Copy out only the span from the line with "What's the underlying" to the end of the data, both ends kept, word for word.

• _Figure data in JSON_:
◆ ◆ ◆ ◆

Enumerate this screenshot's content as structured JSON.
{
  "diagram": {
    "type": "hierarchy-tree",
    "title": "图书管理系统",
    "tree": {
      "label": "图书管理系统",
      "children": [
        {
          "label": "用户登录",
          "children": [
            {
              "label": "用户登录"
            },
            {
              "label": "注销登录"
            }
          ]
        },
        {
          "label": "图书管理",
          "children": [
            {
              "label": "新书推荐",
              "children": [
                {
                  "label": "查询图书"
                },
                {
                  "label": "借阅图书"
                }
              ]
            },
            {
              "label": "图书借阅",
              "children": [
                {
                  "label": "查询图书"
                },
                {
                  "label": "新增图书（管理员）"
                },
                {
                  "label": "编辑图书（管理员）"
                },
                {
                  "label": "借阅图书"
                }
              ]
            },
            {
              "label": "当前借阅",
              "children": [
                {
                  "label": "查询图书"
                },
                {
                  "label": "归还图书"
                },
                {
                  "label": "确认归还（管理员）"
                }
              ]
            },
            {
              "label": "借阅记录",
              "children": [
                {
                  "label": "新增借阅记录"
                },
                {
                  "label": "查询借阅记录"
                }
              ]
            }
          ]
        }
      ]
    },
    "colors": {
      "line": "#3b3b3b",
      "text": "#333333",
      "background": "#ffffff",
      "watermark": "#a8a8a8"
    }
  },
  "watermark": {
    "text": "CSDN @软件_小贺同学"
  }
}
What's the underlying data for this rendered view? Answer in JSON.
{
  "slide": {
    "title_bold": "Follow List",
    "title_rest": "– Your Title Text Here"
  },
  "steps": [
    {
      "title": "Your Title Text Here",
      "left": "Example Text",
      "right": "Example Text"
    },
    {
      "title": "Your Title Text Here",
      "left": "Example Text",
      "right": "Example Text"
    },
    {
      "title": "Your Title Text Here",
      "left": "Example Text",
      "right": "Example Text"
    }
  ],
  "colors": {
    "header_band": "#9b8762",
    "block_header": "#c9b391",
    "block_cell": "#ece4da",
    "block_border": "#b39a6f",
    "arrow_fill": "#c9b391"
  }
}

◆ ◆ ◆ ◆

• _Response to this task_:
What's the underlying data for this rendered view? Answer in JSON.
{
  "slide": {
    "title_bold": "Follow List",
    "title_rest": "– Your Title Text Here"
  },
  "steps": [
    {
      "title": "Your Title Text Here",
      "left": "Example Text",
      "right": "Example Text"
    },
    {
      "title": "Your Title Text Here",
      "left": "Example Text",
      "right": "Example Text"
    },
    {
      "title": "Your Title Text Here",
      "left": "Example Text",
      "right": "Example Text"
    }
  ],
  "colors": {
    "header_band": "#9b8762",
    "block_header": "#c9b391",
    "block_cell": "#ece4da",
    "block_border": "#b39a6f",
    "arrow_fill": "#c9b391"
  }
}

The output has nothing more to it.